GIVEN INSTRUCTION:
Quote the whole listing word for word. Do not include the pictures.

Stored data
────────────────────────────────────────

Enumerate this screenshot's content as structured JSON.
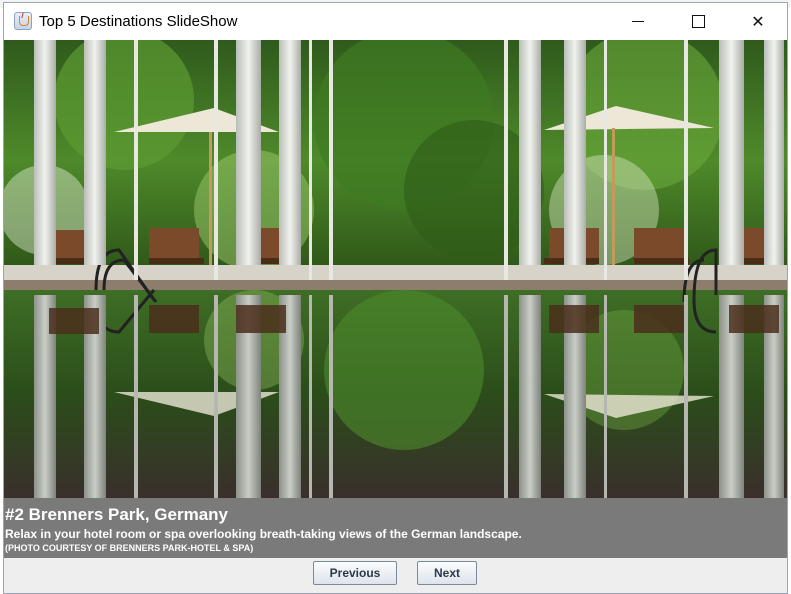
{
  "window": {
    "title": "Top 5 Destinations SlideShow",
    "icon": "java-coffee-cup-icon",
    "controls": [
      "minimize-icon",
      "maximize-icon",
      "close-icon"
    ],
    "close_symbol": "✕"
  },
  "slide": {
    "title": "#2 Brenners Park, Germany",
    "description": "Relax in your hotel room or spa overlooking breath-taking views of the German landscape.",
    "credit": "(PHOTO COURTESY OF BRENNERS PARK-HOTEL & SPA)"
  },
  "navigation": {
    "previous_label": "Previous",
    "next_label": "Next"
  },
  "colors": {
    "caption_background": "#7a7a7a",
    "caption_text": "#ffffff",
    "button_text": "#2b3a4a"
  }
}
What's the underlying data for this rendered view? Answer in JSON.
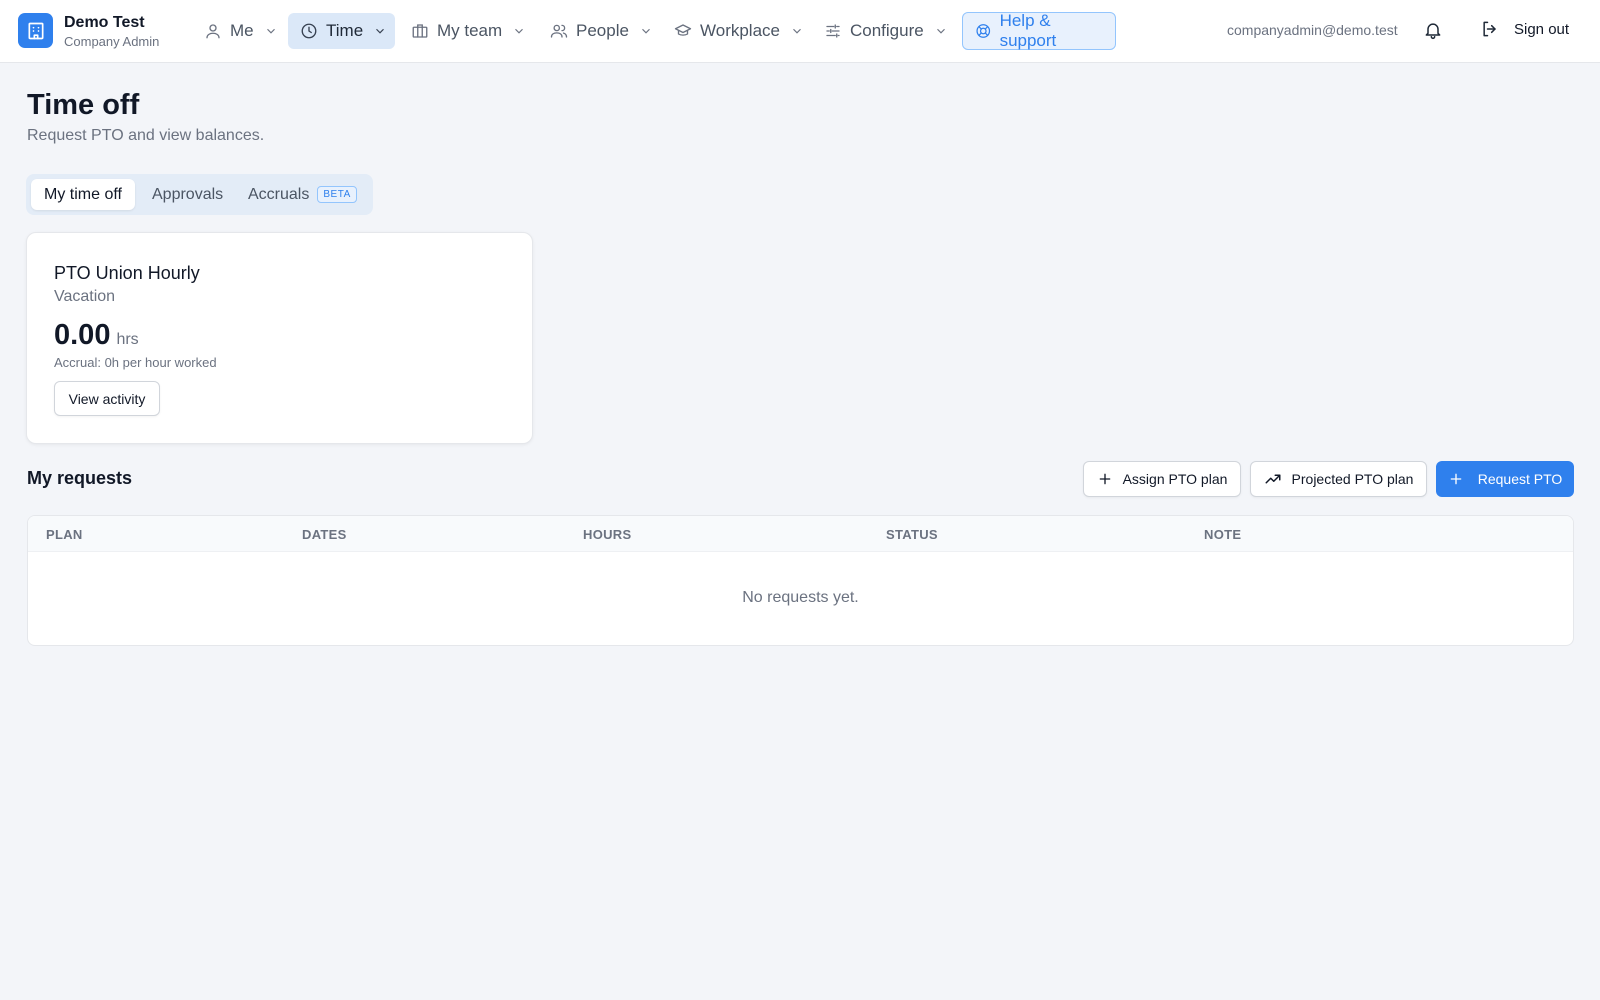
{
  "brand": {
    "name": "Demo Test",
    "role": "Company Admin"
  },
  "nav": {
    "me": "Me",
    "time": "Time",
    "my_team": "My team",
    "people": "People",
    "workplace": "Workplace",
    "configure": "Configure",
    "help": "Help & support"
  },
  "user": {
    "email": "companyadmin@demo.test",
    "signout": "Sign out"
  },
  "page": {
    "title": "Time off",
    "subtitle": "Request PTO and view balances."
  },
  "tabs": {
    "my_time_off": "My time off",
    "approvals": "Approvals",
    "accruals": "Accruals",
    "beta": "BETA"
  },
  "card": {
    "title": "PTO Union Hourly",
    "subtitle": "Vacation",
    "balance": "0.00",
    "unit": "hrs",
    "accrual": "Accrual: 0h per hour worked",
    "view_activity": "View activity"
  },
  "requests": {
    "title": "My requests",
    "assign": "Assign PTO plan",
    "projected": "Projected PTO plan",
    "request": "Request PTO",
    "columns": [
      "PLAN",
      "DATES",
      "HOURS",
      "STATUS",
      "NOTE"
    ],
    "empty": "No requests yet."
  },
  "colors": {
    "accent": "#2f80ed",
    "background": "#f3f5f9",
    "active_nav": "#dbe8f8"
  },
  "icons": [
    "building-icon",
    "user-icon",
    "clock-icon",
    "briefcase-icon",
    "users-icon",
    "graduation-cap-icon",
    "sliders-icon",
    "lifebuoy-icon",
    "bell-icon",
    "logout-icon",
    "plus-icon",
    "trending-up-icon",
    "chevron-down-icon"
  ]
}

────────────────────────────────────────

FINAL ANSWER:
Enumerate this screenshot's content as structured JSON.
{
  "window": {
    "title": "Top 5 Destinations SlideShow",
    "icon": "java-coffee-cup-icon",
    "controls": [
      "minimize-icon",
      "maximize-icon",
      "close-icon"
    ],
    "close_symbol": "✕"
  },
  "slide": {
    "title": "#2 Brenners Park, Germany",
    "description": "Relax in your hotel room or spa overlooking breath-taking views of the German landscape.",
    "credit": "(PHOTO COURTESY OF BRENNERS PARK-HOTEL & SPA)"
  },
  "navigation": {
    "previous_label": "Previous",
    "next_label": "Next"
  },
  "colors": {
    "caption_background": "#7a7a7a",
    "caption_text": "#ffffff",
    "button_text": "#2b3a4a"
  }
}
What's the underlying data for this rendered view? Answer in JSON.
{
  "brand": {
    "name": "Demo Test",
    "role": "Company Admin"
  },
  "nav": {
    "me": "Me",
    "time": "Time",
    "my_team": "My team",
    "people": "People",
    "workplace": "Workplace",
    "configure": "Configure",
    "help": "Help & support"
  },
  "user": {
    "email": "companyadmin@demo.test",
    "signout": "Sign out"
  },
  "page": {
    "title": "Time off",
    "subtitle": "Request PTO and view balances."
  },
  "tabs": {
    "my_time_off": "My time off",
    "approvals": "Approvals",
    "accruals": "Accruals",
    "beta": "BETA"
  },
  "card": {
    "title": "PTO Union Hourly",
    "subtitle": "Vacation",
    "balance": "0.00",
    "unit": "hrs",
    "accrual": "Accrual: 0h per hour worked",
    "view_activity": "View activity"
  },
  "requests": {
    "title": "My requests",
    "assign": "Assign PTO plan",
    "projected": "Projected PTO plan",
    "request": "Request PTO",
    "columns": [
      "PLAN",
      "DATES",
      "HOURS",
      "STATUS",
      "NOTE"
    ],
    "empty": "No requests yet."
  },
  "colors": {
    "accent": "#2f80ed",
    "background": "#f3f5f9",
    "active_nav": "#dbe8f8"
  },
  "icons": [
    "building-icon",
    "user-icon",
    "clock-icon",
    "briefcase-icon",
    "users-icon",
    "graduation-cap-icon",
    "sliders-icon",
    "lifebuoy-icon",
    "bell-icon",
    "logout-icon",
    "plus-icon",
    "trending-up-icon",
    "chevron-down-icon"
  ]
}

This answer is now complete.